Figure contents as structured data:
--
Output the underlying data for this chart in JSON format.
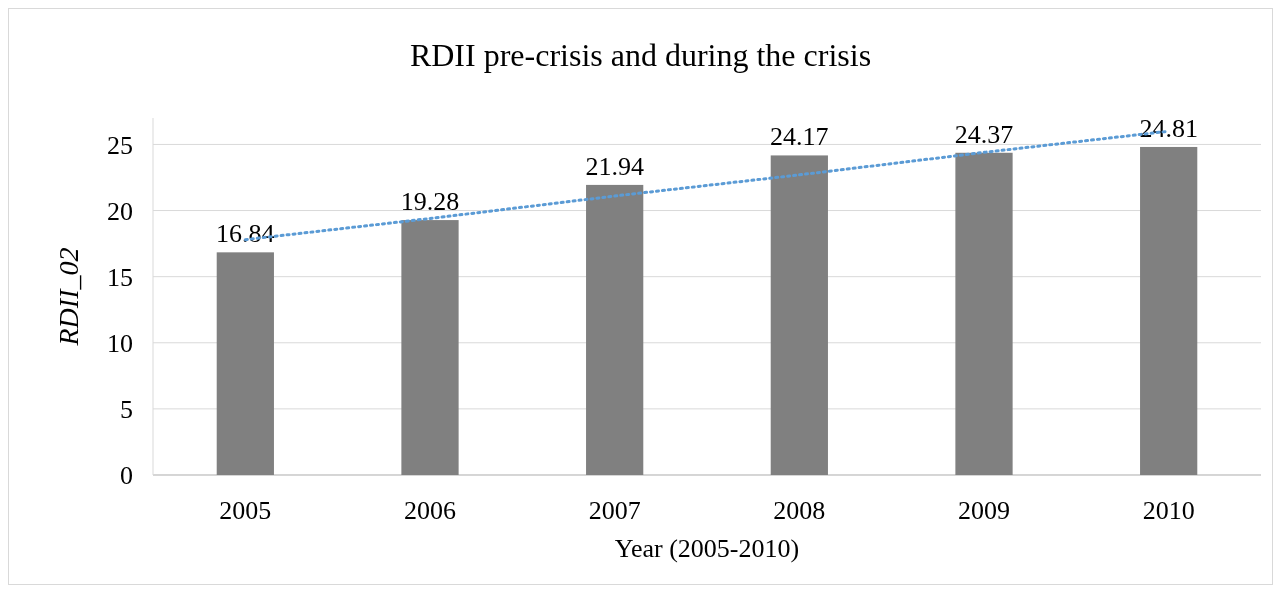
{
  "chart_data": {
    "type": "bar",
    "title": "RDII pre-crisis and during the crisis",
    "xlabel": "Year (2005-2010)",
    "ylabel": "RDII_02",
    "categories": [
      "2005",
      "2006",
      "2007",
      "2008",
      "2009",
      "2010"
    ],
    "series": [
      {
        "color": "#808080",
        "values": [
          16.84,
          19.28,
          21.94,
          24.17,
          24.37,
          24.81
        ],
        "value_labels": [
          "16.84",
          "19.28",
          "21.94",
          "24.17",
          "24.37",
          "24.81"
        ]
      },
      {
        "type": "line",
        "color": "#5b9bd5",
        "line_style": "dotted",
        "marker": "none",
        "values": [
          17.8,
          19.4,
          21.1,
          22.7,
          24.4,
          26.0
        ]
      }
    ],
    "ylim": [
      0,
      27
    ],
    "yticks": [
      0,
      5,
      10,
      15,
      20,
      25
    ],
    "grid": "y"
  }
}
--
- **Aim of the exercise**
Except for the pictures, print the data above exactly.

- **Output**
Output the underlying data for this chart in JSON format.
{
  "chart_data": {
    "type": "bar",
    "title": "RDII pre-crisis and during the crisis",
    "xlabel": "Year (2005-2010)",
    "ylabel": "RDII_02",
    "categories": [
      "2005",
      "2006",
      "2007",
      "2008",
      "2009",
      "2010"
    ],
    "series": [
      {
        "color": "#808080",
        "values": [
          16.84,
          19.28,
          21.94,
          24.17,
          24.37,
          24.81
        ],
        "value_labels": [
          "16.84",
          "19.28",
          "21.94",
          "24.17",
          "24.37",
          "24.81"
        ]
      },
      {
        "type": "line",
        "color": "#5b9bd5",
        "line_style": "dotted",
        "marker": "none",
        "values": [
          17.8,
          19.4,
          21.1,
          22.7,
          24.4,
          26.0
        ]
      }
    ],
    "ylim": [
      0,
      27
    ],
    "yticks": [
      0,
      5,
      10,
      15,
      20,
      25
    ],
    "grid": "y"
  }
}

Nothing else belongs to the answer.